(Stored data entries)
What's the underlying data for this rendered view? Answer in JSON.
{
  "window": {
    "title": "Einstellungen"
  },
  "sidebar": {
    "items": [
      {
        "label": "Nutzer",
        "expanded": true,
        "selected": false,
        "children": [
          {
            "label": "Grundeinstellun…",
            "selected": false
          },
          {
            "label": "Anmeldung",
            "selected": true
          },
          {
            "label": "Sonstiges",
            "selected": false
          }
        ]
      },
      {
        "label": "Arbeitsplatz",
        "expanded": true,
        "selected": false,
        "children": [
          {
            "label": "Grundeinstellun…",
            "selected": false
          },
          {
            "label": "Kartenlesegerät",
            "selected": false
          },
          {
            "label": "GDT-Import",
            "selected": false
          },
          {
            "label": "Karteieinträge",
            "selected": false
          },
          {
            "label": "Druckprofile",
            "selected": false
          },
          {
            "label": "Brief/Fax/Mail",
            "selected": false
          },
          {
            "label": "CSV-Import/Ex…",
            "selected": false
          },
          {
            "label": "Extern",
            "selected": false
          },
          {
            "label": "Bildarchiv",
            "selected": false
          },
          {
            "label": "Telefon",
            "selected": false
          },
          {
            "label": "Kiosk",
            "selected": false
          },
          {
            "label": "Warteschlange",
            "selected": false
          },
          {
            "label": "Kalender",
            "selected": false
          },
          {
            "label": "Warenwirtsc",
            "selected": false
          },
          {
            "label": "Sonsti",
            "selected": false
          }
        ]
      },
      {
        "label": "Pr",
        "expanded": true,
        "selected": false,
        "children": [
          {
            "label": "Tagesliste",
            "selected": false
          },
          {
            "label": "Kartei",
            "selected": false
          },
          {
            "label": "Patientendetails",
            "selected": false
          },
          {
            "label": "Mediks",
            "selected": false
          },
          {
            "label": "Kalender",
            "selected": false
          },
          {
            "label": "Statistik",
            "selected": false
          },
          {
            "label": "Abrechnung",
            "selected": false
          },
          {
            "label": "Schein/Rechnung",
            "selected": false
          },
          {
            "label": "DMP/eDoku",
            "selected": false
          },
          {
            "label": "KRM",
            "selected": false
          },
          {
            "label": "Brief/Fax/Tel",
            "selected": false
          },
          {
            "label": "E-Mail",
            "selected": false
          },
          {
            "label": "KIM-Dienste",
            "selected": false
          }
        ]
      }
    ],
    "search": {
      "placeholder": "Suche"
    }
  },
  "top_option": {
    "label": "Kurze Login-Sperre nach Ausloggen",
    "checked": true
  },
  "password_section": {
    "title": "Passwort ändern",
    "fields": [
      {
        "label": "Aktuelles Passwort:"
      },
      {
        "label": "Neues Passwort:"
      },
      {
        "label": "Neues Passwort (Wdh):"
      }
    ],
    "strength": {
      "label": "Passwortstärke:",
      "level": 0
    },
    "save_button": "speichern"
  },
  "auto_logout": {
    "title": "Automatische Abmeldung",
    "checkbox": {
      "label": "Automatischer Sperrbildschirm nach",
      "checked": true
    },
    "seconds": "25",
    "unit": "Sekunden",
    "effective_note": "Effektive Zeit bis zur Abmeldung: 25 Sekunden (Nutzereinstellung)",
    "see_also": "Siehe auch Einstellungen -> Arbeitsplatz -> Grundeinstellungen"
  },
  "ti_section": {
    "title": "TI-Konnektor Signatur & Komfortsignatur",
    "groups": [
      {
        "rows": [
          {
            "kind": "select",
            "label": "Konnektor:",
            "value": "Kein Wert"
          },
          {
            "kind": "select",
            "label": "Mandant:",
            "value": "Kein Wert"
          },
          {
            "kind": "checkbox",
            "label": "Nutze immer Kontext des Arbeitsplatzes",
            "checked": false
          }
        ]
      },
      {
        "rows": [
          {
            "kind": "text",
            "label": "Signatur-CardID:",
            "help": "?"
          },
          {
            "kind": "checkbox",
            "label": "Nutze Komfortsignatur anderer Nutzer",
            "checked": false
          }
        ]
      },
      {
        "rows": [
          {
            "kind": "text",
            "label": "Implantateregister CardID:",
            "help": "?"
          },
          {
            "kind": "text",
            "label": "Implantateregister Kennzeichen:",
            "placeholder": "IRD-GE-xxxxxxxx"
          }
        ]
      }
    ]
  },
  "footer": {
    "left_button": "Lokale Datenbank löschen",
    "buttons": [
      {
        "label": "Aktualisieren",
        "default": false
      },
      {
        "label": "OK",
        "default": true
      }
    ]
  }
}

TO BE DONE
Each of the records should be retyped exactly.

FINAL ANSWER
What's the underlying data for this rendered view? Answer in JSON.
{
  "window": {
    "title": "Einstellungen"
  },
  "sidebar": {
    "items": [
      {
        "label": "Nutzer",
        "expanded": true,
        "selected": false,
        "children": [
          {
            "label": "Grundeinstellun…",
            "selected": false
          },
          {
            "label": "Anmeldung",
            "selected": true
          },
          {
            "label": "Sonstiges",
            "selected": false
          }
        ]
      },
      {
        "label": "Arbeitsplatz",
        "expanded": true,
        "selected": false,
        "children": [
          {
            "label": "Grundeinstellun…",
            "selected": false
          },
          {
            "label": "Kartenlesegerät",
            "selected": false
          },
          {
            "label": "GDT-Import",
            "selected": false
          },
          {
            "label": "Karteieinträge",
            "selected": false
          },
          {
            "label": "Druckprofile",
            "selected": false
          },
          {
            "label": "Brief/Fax/Mail",
            "selected": false
          },
          {
            "label": "CSV-Import/Ex…",
            "selected": false
          },
          {
            "label": "Extern",
            "selected": false
          },
          {
            "label": "Bildarchiv",
            "selected": false
          },
          {
            "label": "Telefon",
            "selected": false
          },
          {
            "label": "Kiosk",
            "selected": false
          },
          {
            "label": "Warteschlange",
            "selected": false
          },
          {
            "label": "Kalender",
            "selected": false
          },
          {
            "label": "Warenwirtsc",
            "selected": false
          },
          {
            "label": "Sonsti",
            "selected": false
          }
        ]
      },
      {
        "label": "Pr",
        "expanded": true,
        "selected": false,
        "children": [
          {
            "label": "Tagesliste",
            "selected": false
          },
          {
            "label": "Kartei",
            "selected": false
          },
          {
            "label": "Patientendetails",
            "selected": false
          },
          {
            "label": "Mediks",
            "selected": false
          },
          {
            "label": "Kalender",
            "selected": false
          },
          {
            "label": "Statistik",
            "selected": false
          },
          {
            "label": "Abrechnung",
            "selected": false
          },
          {
            "label": "Schein/Rechnung",
            "selected": false
          },
          {
            "label": "DMP/eDoku",
            "selected": false
          },
          {
            "label": "KRM",
            "selected": false
          },
          {
            "label": "Brief/Fax/Tel",
            "selected": false
          },
          {
            "label": "E-Mail",
            "selected": false
          },
          {
            "label": "KIM-Dienste",
            "selected": false
          }
        ]
      }
    ],
    "search": {
      "placeholder": "Suche"
    }
  },
  "top_option": {
    "label": "Kurze Login-Sperre nach Ausloggen",
    "checked": true
  },
  "password_section": {
    "title": "Passwort ändern",
    "fields": [
      {
        "label": "Aktuelles Passwort:"
      },
      {
        "label": "Neues Passwort:"
      },
      {
        "label": "Neues Passwort (Wdh):"
      }
    ],
    "strength": {
      "label": "Passwortstärke:",
      "level": 0
    },
    "save_button": "speichern"
  },
  "auto_logout": {
    "title": "Automatische Abmeldung",
    "checkbox": {
      "label": "Automatischer Sperrbildschirm nach",
      "checked": true
    },
    "seconds": "25",
    "unit": "Sekunden",
    "effective_note": "Effektive Zeit bis zur Abmeldung: 25 Sekunden (Nutzereinstellung)",
    "see_also": "Siehe auch Einstellungen -> Arbeitsplatz -> Grundeinstellungen"
  },
  "ti_section": {
    "title": "TI-Konnektor Signatur & Komfortsignatur",
    "groups": [
      {
        "rows": [
          {
            "kind": "select",
            "label": "Konnektor:",
            "value": "Kein Wert"
          },
          {
            "kind": "select",
            "label": "Mandant:",
            "value": "Kein Wert"
          },
          {
            "kind": "checkbox",
            "label": "Nutze immer Kontext des Arbeitsplatzes",
            "checked": false
          }
        ]
      },
      {
        "rows": [
          {
            "kind": "text",
            "label": "Signatur-CardID:",
            "help": "?"
          },
          {
            "kind": "checkbox",
            "label": "Nutze Komfortsignatur anderer Nutzer",
            "checked": false
          }
        ]
      },
      {
        "rows": [
          {
            "kind": "text",
            "label": "Implantateregister CardID:",
            "help": "?"
          },
          {
            "kind": "text",
            "label": "Implantateregister Kennzeichen:",
            "placeholder": "IRD-GE-xxxxxxxx"
          }
        ]
      }
    ]
  },
  "footer": {
    "left_button": "Lokale Datenbank löschen",
    "buttons": [
      {
        "label": "Aktualisieren",
        "default": false
      },
      {
        "label": "OK",
        "default": true
      }
    ]
  }
}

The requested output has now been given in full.